* Your objective
Lines that include the word "title" are the ones to copy.

Figure collection entries
^^^^^^^^

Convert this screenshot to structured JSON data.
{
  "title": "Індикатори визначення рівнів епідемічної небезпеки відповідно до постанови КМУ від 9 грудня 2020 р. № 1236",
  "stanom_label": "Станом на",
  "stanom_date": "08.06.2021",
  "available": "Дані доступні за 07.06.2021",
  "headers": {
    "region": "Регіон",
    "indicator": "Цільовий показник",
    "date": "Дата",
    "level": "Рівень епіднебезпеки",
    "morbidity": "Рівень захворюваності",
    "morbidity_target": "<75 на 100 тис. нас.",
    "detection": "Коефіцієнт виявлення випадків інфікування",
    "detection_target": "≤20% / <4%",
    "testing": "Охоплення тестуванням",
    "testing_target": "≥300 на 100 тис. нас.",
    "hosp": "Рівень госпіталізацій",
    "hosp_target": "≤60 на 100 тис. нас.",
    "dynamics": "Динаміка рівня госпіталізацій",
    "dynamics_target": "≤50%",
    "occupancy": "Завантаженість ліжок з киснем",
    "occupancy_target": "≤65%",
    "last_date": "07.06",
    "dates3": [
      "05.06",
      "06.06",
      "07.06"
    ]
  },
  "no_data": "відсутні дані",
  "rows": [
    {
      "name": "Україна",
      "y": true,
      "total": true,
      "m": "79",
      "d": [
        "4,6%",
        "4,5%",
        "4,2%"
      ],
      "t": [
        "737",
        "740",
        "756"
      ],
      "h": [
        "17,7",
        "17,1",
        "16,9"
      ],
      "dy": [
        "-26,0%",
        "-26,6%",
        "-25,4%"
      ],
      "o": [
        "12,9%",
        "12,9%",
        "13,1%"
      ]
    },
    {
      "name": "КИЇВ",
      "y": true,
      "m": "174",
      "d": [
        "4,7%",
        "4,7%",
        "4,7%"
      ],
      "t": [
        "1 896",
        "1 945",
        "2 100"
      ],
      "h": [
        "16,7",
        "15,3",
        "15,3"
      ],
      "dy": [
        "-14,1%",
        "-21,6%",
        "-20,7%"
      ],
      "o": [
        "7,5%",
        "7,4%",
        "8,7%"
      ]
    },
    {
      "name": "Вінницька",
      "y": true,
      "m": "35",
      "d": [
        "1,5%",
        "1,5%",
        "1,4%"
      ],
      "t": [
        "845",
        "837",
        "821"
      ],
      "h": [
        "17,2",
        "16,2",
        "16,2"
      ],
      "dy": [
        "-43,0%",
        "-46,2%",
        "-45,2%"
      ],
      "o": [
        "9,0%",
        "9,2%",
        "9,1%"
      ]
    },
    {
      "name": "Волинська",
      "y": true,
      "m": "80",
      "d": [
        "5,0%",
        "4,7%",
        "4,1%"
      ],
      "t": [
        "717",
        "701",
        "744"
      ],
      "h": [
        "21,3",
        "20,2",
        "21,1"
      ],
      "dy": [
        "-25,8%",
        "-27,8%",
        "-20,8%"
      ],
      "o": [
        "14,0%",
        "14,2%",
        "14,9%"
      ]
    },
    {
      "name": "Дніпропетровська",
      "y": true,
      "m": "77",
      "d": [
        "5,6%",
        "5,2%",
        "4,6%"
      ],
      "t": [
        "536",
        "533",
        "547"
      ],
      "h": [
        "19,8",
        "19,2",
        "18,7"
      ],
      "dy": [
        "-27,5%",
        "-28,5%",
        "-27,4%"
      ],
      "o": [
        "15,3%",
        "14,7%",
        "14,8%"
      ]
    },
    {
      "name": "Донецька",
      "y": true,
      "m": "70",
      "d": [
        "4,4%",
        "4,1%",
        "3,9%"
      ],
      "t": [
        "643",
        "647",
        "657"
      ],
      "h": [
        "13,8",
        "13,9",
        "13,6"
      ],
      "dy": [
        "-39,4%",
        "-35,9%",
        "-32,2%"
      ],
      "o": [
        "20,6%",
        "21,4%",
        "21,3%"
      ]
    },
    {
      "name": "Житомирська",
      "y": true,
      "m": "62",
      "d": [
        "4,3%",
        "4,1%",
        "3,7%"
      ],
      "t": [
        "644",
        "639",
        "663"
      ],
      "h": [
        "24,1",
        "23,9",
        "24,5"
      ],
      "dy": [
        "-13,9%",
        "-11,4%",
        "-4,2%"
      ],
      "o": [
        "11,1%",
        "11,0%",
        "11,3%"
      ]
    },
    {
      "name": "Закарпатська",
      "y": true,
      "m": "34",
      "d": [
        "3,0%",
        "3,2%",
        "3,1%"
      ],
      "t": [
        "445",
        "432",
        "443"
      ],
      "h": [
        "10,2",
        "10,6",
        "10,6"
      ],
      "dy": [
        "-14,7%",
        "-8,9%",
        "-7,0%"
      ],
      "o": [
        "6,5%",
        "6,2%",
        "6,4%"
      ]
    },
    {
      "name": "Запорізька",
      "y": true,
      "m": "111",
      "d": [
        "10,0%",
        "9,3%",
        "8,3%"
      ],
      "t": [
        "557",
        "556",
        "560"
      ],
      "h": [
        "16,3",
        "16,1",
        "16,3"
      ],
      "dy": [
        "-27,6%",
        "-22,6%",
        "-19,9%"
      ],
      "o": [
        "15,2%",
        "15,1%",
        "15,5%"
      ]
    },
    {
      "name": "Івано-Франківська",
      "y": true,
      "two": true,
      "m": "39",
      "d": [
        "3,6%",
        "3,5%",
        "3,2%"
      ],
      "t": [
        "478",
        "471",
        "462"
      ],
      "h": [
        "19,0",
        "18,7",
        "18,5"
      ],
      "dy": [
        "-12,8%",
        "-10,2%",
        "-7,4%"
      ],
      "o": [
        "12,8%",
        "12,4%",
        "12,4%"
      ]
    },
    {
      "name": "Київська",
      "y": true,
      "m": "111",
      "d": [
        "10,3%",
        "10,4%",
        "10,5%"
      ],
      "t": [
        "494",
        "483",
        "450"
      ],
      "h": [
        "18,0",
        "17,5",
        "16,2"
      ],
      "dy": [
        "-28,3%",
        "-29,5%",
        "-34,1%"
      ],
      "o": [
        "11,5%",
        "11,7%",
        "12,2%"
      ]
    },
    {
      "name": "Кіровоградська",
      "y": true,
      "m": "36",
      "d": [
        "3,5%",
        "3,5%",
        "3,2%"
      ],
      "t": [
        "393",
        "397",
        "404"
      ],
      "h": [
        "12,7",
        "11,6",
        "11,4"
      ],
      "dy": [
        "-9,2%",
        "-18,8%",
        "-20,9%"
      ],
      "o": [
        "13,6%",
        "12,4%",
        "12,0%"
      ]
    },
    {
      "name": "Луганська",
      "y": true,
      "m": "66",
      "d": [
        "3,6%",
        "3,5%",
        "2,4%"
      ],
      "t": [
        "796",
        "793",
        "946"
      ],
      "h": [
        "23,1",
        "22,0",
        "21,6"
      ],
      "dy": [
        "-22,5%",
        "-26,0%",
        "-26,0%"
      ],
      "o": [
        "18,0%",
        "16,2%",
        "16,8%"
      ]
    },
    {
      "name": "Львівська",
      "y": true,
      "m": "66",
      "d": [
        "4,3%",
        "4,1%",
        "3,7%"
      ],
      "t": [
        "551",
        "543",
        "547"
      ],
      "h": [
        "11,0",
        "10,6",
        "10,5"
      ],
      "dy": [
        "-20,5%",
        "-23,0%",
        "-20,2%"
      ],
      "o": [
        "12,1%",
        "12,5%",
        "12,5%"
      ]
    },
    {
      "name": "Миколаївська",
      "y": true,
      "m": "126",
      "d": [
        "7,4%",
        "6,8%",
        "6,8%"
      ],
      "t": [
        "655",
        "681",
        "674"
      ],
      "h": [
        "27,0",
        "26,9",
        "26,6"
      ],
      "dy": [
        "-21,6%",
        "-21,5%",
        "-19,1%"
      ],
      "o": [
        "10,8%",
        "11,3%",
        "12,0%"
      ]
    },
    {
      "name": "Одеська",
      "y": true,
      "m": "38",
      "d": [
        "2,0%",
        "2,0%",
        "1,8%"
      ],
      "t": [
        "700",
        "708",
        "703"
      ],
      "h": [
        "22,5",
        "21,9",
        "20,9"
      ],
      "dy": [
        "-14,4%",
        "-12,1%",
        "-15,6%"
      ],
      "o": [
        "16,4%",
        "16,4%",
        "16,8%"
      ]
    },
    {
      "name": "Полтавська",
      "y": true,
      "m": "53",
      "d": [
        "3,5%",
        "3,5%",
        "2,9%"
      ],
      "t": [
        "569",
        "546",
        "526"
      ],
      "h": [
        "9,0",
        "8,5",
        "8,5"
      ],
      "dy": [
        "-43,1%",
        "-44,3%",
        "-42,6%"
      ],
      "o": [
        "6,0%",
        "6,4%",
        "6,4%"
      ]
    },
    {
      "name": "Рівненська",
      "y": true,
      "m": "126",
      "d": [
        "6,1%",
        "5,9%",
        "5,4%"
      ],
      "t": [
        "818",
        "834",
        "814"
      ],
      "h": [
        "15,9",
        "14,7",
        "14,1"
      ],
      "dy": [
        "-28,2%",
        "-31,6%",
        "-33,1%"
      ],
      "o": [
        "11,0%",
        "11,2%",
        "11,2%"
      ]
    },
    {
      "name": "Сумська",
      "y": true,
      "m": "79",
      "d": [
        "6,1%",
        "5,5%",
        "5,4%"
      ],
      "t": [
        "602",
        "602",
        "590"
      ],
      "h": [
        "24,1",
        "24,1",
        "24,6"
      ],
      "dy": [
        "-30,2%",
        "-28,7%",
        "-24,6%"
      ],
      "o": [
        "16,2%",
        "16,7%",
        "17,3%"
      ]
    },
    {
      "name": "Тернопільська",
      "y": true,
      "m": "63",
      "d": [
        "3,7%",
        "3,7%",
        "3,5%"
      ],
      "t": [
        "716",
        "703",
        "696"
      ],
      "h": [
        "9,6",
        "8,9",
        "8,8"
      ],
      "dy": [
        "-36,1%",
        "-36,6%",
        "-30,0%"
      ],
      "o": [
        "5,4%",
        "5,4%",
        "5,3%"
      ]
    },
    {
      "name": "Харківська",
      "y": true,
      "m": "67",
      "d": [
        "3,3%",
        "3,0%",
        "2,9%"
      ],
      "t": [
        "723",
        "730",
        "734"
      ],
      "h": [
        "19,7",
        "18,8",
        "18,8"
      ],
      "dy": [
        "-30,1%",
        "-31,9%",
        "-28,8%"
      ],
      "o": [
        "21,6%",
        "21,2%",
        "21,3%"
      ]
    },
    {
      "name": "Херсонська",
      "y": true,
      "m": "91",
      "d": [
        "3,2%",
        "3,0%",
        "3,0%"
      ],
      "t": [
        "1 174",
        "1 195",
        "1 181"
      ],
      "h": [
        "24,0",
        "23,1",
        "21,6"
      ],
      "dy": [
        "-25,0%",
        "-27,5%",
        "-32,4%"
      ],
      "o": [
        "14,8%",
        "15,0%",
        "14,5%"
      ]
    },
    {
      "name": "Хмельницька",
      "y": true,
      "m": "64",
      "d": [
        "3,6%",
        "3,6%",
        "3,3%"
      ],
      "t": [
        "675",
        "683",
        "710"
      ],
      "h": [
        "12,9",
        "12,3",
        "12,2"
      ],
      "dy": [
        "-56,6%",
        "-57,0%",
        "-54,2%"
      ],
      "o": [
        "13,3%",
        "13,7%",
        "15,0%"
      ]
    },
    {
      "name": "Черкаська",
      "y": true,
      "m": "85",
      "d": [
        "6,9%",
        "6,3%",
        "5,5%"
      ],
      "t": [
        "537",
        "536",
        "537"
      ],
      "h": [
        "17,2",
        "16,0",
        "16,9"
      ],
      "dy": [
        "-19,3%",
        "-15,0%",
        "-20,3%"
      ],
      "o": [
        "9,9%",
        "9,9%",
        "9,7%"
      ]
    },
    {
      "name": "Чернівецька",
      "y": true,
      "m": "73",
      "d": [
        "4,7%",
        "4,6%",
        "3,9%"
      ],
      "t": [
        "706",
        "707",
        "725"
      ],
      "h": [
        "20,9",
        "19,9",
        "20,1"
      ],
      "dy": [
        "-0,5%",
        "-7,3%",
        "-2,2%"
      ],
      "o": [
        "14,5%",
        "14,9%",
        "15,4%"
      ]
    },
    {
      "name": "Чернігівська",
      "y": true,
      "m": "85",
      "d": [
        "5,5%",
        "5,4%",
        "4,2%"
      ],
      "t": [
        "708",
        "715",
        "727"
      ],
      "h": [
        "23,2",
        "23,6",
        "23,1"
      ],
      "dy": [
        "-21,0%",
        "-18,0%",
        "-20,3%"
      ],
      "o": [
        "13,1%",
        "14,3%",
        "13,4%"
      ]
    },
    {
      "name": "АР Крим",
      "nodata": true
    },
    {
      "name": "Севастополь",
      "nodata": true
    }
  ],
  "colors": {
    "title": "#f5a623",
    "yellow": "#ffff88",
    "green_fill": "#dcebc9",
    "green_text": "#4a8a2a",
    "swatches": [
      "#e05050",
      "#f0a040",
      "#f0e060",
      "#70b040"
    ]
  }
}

^^^^^^^^

* Result
  "title": "Індикатори визначення рівнів епідемічної небезпеки відповідно до постанови КМУ від 9 грудня 2020 р. № 1236",
    "title": "#f5a623",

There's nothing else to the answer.